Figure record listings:
##############################

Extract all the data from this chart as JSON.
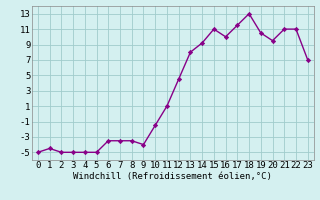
{
  "x": [
    0,
    1,
    2,
    3,
    4,
    5,
    6,
    7,
    8,
    9,
    10,
    11,
    12,
    13,
    14,
    15,
    16,
    17,
    18,
    19,
    20,
    21,
    22,
    23
  ],
  "y": [
    -5,
    -4.5,
    -5,
    -5,
    -5,
    -5,
    -3.5,
    -3.5,
    -3.5,
    -4,
    -1.5,
    1,
    4.5,
    8,
    9.2,
    11,
    10,
    11.5,
    13,
    10.5,
    9.5,
    11,
    11,
    7
  ],
  "line_color": "#880088",
  "marker": "D",
  "marker_size": 2.2,
  "bg_color": "#d4f0f0",
  "grid_color": "#a0cccc",
  "xlabel": "Windchill (Refroidissement éolien,°C)",
  "xlim": [
    -0.5,
    23.5
  ],
  "ylim": [
    -6,
    14
  ],
  "yticks": [
    -5,
    -3,
    -1,
    1,
    3,
    5,
    7,
    9,
    11,
    13
  ],
  "xticks": [
    0,
    1,
    2,
    3,
    4,
    5,
    6,
    7,
    8,
    9,
    10,
    11,
    12,
    13,
    14,
    15,
    16,
    17,
    18,
    19,
    20,
    21,
    22,
    23
  ],
  "xlabel_fontsize": 6.5,
  "tick_fontsize": 6.5,
  "linewidth": 1.0
}
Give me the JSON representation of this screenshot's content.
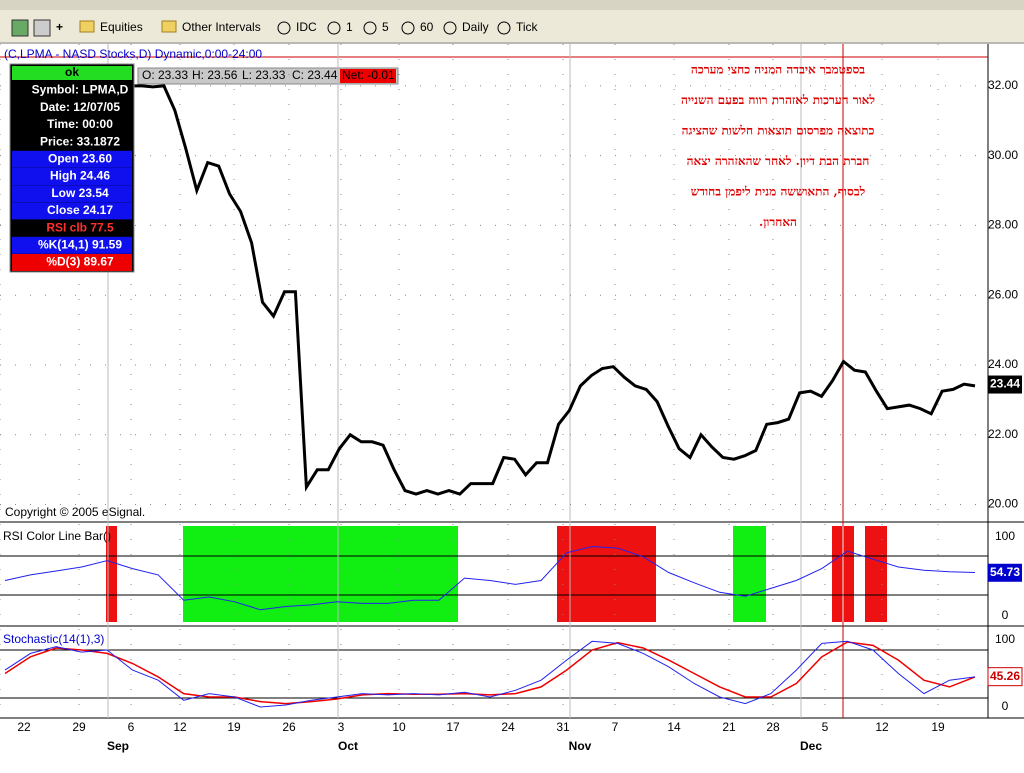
{
  "toolbar": {
    "items": [
      "Equities",
      "Other Intervals",
      "IDC",
      "1",
      "5",
      "60",
      "Daily",
      "Tick"
    ]
  },
  "chart_title": "(C,LPMA - NASD Stocks,D) Dynamic,0:00-24:00",
  "quote_bar": [
    "O: 23.33",
    "H: 23.56",
    "L: 23.33",
    "C: 23.44",
    "Net: -0.01"
  ],
  "info_box": [
    "ok",
    "Symbol: LPMA,D",
    "Date: 12/07/05",
    "Time: 00:00",
    "Price: 33.1872",
    "Open 23.60",
    "High 24.46",
    "Low 23.54",
    "Close 24.17",
    "RSI clb 77.5",
    "%K(14,1) 91.59",
    "%D(3) 89.67"
  ],
  "annotation": [
    "בספטמבר איבדה המניה כחצי מערכה",
    "לאור הערכות לאזהרת רווח בפעם השנייה",
    "כתוצאה מפרסום תוצאות חלשות שהציגה",
    "חברת הבת דיון. לאחר שהאזהרה יצאה",
    "לבסוף, התאוששה מנית ליפמן בחודש",
    "האחרון."
  ],
  "copyright": "Copyright © 2005 eSignal.",
  "price": {
    "ylim": [
      19.5,
      33.2
    ],
    "yticks": [
      {
        "value": 32,
        "label": "32.00"
      },
      {
        "value": 30,
        "label": "30.00"
      },
      {
        "value": 28,
        "label": "28.00"
      },
      {
        "value": 26,
        "label": "26.00"
      },
      {
        "value": 24,
        "label": "24.00"
      },
      {
        "value": 22,
        "label": "22.00"
      },
      {
        "value": 20,
        "label": "20.00"
      }
    ],
    "last": {
      "value": 23.44,
      "label": "23.44"
    },
    "values": [
      32.0,
      32.0,
      31.97,
      32.0,
      31.3,
      30.2,
      29.0,
      29.8,
      29.7,
      28.9,
      28.4,
      27.5,
      25.8,
      25.4,
      26.1,
      26.1,
      20.5,
      21.0,
      21.0,
      21.6,
      22.0,
      21.8,
      21.8,
      21.7,
      21.0,
      20.4,
      20.3,
      20.4,
      20.3,
      20.4,
      20.3,
      20.6,
      20.6,
      20.6,
      21.35,
      21.3,
      20.85,
      21.2,
      21.2,
      22.3,
      22.7,
      23.4,
      23.7,
      23.9,
      23.95,
      23.65,
      23.4,
      23.3,
      22.95,
      22.25,
      21.6,
      21.35,
      22.0,
      21.65,
      21.35,
      21.3,
      21.4,
      21.55,
      22.3,
      22.35,
      22.45,
      23.2,
      23.25,
      23.1,
      23.55,
      24.1,
      23.85,
      23.8,
      23.25,
      22.75,
      22.8,
      22.85,
      22.75,
      22.6,
      23.25,
      23.3,
      23.45,
      23.4
    ]
  },
  "rsi": {
    "title": "RSI Color Line Bar()",
    "ticks": [
      100,
      0
    ],
    "last": 54.73,
    "values": [
      45,
      52,
      57,
      62,
      70,
      60,
      52,
      20,
      24,
      18,
      8,
      12,
      14,
      18,
      16,
      16,
      20,
      20,
      48,
      45,
      40,
      45,
      80,
      88,
      86,
      75,
      55,
      42,
      30,
      25,
      35,
      45,
      60,
      82,
      72,
      62,
      58,
      56,
      55
    ]
  },
  "stochastic": {
    "title": "Stochastic(14(1),3)",
    "ticks": [
      100,
      0
    ],
    "last": 45.26,
    "k": [
      55,
      80,
      90,
      82,
      85,
      55,
      40,
      10,
      20,
      15,
      0,
      3,
      10,
      15,
      20,
      18,
      20,
      18,
      22,
      15,
      25,
      40,
      70,
      98,
      95,
      80,
      60,
      35,
      15,
      5,
      20,
      55,
      95,
      98,
      85,
      50,
      20,
      40,
      45
    ],
    "d": [
      50,
      75,
      88,
      85,
      80,
      65,
      45,
      20,
      15,
      15,
      8,
      5,
      8,
      12,
      18,
      20,
      19,
      19,
      20,
      18,
      20,
      30,
      55,
      85,
      96,
      88,
      70,
      50,
      30,
      15,
      15,
      35,
      75,
      97,
      92,
      70,
      40,
      30,
      45
    ]
  },
  "x_axis": {
    "days": [
      "22",
      "29",
      "6",
      "12",
      "19",
      "26",
      "3",
      "10",
      "17",
      "24",
      "31",
      "7",
      "14",
      "21",
      "28",
      "5",
      "12",
      "19"
    ],
    "months": [
      "Sep",
      "Oct",
      "Nov",
      "Dec"
    ]
  }
}
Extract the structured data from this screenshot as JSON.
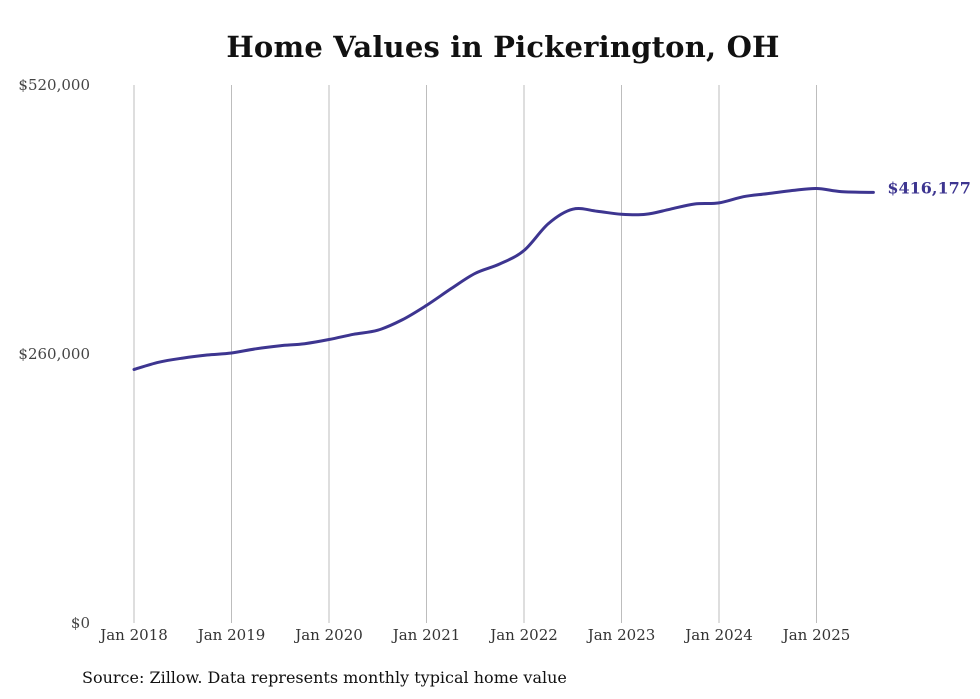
{
  "colors": {
    "line": "#3d3590",
    "grid": "#bdbdbd",
    "background": "#ffffff"
  },
  "chart_data": {
    "type": "line",
    "title": "Home Values in Pickerington, OH",
    "xlabel": "",
    "ylabel": "",
    "ylim": [
      0,
      520000
    ],
    "y_ticks": [
      0,
      260000,
      520000
    ],
    "y_tick_labels": [
      "$0",
      "$260,000",
      "$520,000"
    ],
    "x_range": [
      "2018-01",
      "2025-08"
    ],
    "x_ticks": [
      "2018-01",
      "2019-01",
      "2020-01",
      "2021-01",
      "2022-01",
      "2023-01",
      "2024-01",
      "2025-01"
    ],
    "x_tick_labels": [
      "Jan 2018",
      "Jan 2019",
      "Jan 2020",
      "Jan 2021",
      "Jan 2022",
      "Jan 2023",
      "Jan 2024",
      "Jan 2025"
    ],
    "grid": "vertical",
    "legend": "none",
    "series": [
      {
        "x": [
          "2018-01",
          "2018-04",
          "2018-07",
          "2018-10",
          "2019-01",
          "2019-04",
          "2019-07",
          "2019-10",
          "2020-01",
          "2020-04",
          "2020-07",
          "2020-10",
          "2021-01",
          "2021-04",
          "2021-07",
          "2021-10",
          "2022-01",
          "2022-04",
          "2022-07",
          "2022-10",
          "2023-01",
          "2023-04",
          "2023-07",
          "2023-10",
          "2024-01",
          "2024-04",
          "2024-07",
          "2024-10",
          "2025-01",
          "2025-04",
          "2025-08"
        ],
        "values": [
          245000,
          252000,
          256000,
          259000,
          261000,
          265000,
          268000,
          270000,
          274000,
          279000,
          283000,
          293000,
          307000,
          323000,
          338000,
          347000,
          360000,
          386000,
          400000,
          398000,
          395000,
          395000,
          400000,
          405000,
          406000,
          412000,
          415000,
          418000,
          420000,
          417000,
          416177
        ],
        "end_label": "$416,177"
      }
    ]
  },
  "footer": {
    "source": "Source: Zillow. Data represents monthly typical home value"
  }
}
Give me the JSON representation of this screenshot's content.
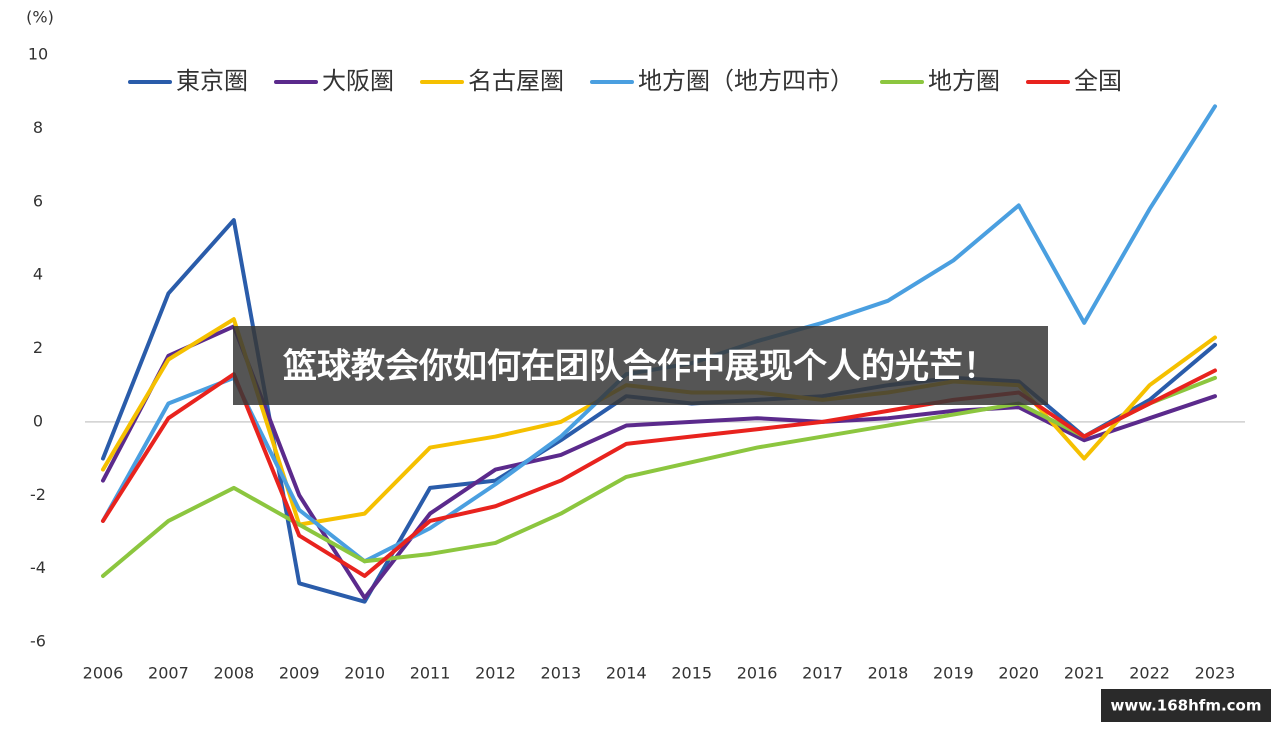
{
  "chart_data": {
    "type": "line",
    "y_label": "(%)",
    "categories": [
      "2006",
      "2007",
      "2008",
      "2009",
      "2010",
      "2011",
      "2012",
      "2013",
      "2014",
      "2015",
      "2016",
      "2017",
      "2018",
      "2019",
      "2020",
      "2021",
      "2022",
      "2023"
    ],
    "series": [
      {
        "name": "東京圏",
        "color": "#2a5caa",
        "values": [
          -1.0,
          3.5,
          5.5,
          -4.4,
          -4.9,
          -1.8,
          -1.6,
          -0.5,
          0.7,
          0.5,
          0.6,
          0.7,
          1.0,
          1.2,
          1.1,
          -0.4,
          0.6,
          2.1
        ]
      },
      {
        "name": "大阪圏",
        "color": "#5b2a8c",
        "values": [
          -1.6,
          1.8,
          2.6,
          -2.0,
          -4.8,
          -2.5,
          -1.3,
          -0.9,
          -0.1,
          0.0,
          0.1,
          0.0,
          0.1,
          0.3,
          0.4,
          -0.5,
          0.1,
          0.7
        ]
      },
      {
        "name": "名古屋圏",
        "color": "#f5c000",
        "values": [
          -1.3,
          1.7,
          2.8,
          -2.8,
          -2.5,
          -0.7,
          -0.4,
          0.0,
          1.0,
          0.8,
          0.8,
          0.6,
          0.8,
          1.1,
          1.0,
          -1.0,
          1.0,
          2.3
        ]
      },
      {
        "name": "地方圏（地方四市）",
        "color": "#4a9fe0",
        "values": [
          -2.7,
          0.5,
          1.2,
          -2.4,
          -3.8,
          -2.9,
          -1.7,
          -0.4,
          1.3,
          1.6,
          2.2,
          2.7,
          3.3,
          4.4,
          5.9,
          2.7,
          5.8,
          8.6
        ]
      },
      {
        "name": "地方圏",
        "color": "#8cc63f",
        "values": [
          -4.2,
          -2.7,
          -1.8,
          -2.8,
          -3.8,
          -3.6,
          -3.3,
          -2.5,
          -1.5,
          -1.1,
          -0.7,
          -0.4,
          -0.1,
          0.2,
          0.5,
          -0.4,
          0.5,
          1.2
        ]
      },
      {
        "name": "全国",
        "color": "#e8231e",
        "values": [
          -2.7,
          0.1,
          1.3,
          -3.1,
          -4.2,
          -2.7,
          -2.3,
          -1.6,
          -0.6,
          -0.4,
          -0.2,
          0.0,
          0.3,
          0.6,
          0.8,
          -0.4,
          0.5,
          1.4
        ]
      }
    ],
    "ylim": [
      -6,
      10
    ],
    "yticks": [
      -6,
      -4,
      -2,
      0,
      2,
      4,
      6,
      8,
      10
    ],
    "grid": false,
    "legend": "top"
  },
  "banner": "篮球教会你如何在团队合作中展现个人的光芒！",
  "watermark": "www.168hfm.com"
}
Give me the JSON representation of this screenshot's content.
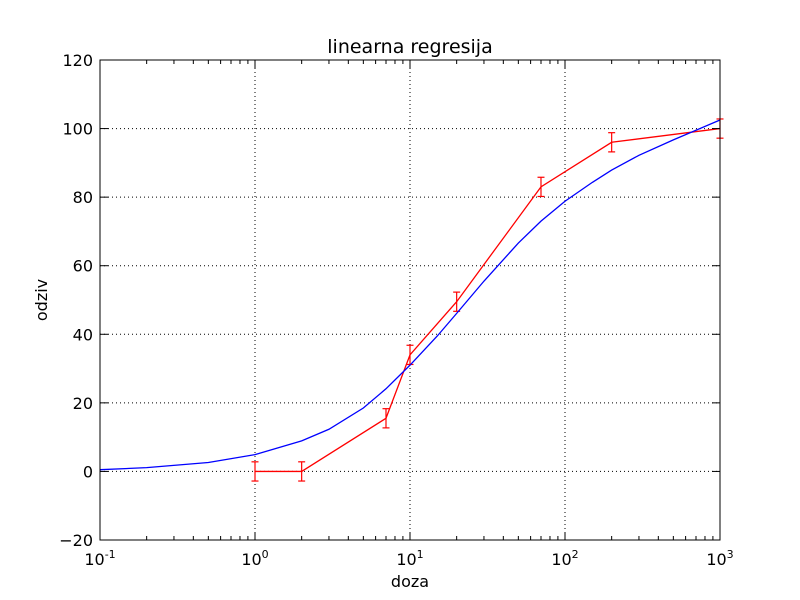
{
  "chart_data": {
    "type": "line",
    "title": "linearna regresija",
    "xlabel": "doza",
    "ylabel": "odziv",
    "xscale": "log",
    "xlim": [
      0.1,
      1000
    ],
    "ylim": [
      -20,
      120
    ],
    "grid": true,
    "x_ticks": [
      {
        "value": 0.1,
        "base": "10",
        "exp": "-1"
      },
      {
        "value": 1,
        "base": "10",
        "exp": "0"
      },
      {
        "value": 10,
        "base": "10",
        "exp": "1"
      },
      {
        "value": 100,
        "base": "10",
        "exp": "2"
      },
      {
        "value": 1000,
        "base": "10",
        "exp": "3"
      }
    ],
    "y_ticks": [
      -20,
      0,
      20,
      40,
      60,
      80,
      100,
      120
    ],
    "y_tick_labels": [
      "−20",
      "0",
      "20",
      "40",
      "60",
      "80",
      "100",
      "120"
    ],
    "series": [
      {
        "kind": "errorbar",
        "color": "#ff0000",
        "x": [
          1,
          2,
          7,
          10,
          20,
          70,
          200,
          1000
        ],
        "y": [
          0,
          0,
          15.5,
          34,
          49.5,
          83,
          96,
          100
        ],
        "yerr": [
          2.8,
          2.8,
          2.8,
          2.8,
          2.8,
          2.8,
          2.8,
          2.8
        ]
      },
      {
        "kind": "fit",
        "color": "#0000ff",
        "x": [
          0.1,
          0.2,
          0.5,
          1,
          2,
          3,
          5,
          7,
          10,
          15,
          20,
          30,
          50,
          70,
          100,
          150,
          200,
          300,
          500,
          1000
        ],
        "y": [
          0.5,
          1.1,
          2.6,
          4.9,
          8.9,
          12.3,
          18.5,
          24.1,
          31,
          39.5,
          46.1,
          55.5,
          66.6,
          73,
          78.8,
          84.3,
          87.9,
          92.2,
          96.7,
          102.5
        ]
      }
    ]
  }
}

##############################

— WHAT IS NEEDED —
Select all lines in the listing above where the word "LPMA" appears, and show them.

— SOLUTION —
  "chart_title": "(C,LPMA - NASD Stocks,D) Dynamic,0:00-24:00",
    "Symbol: LPMA,D",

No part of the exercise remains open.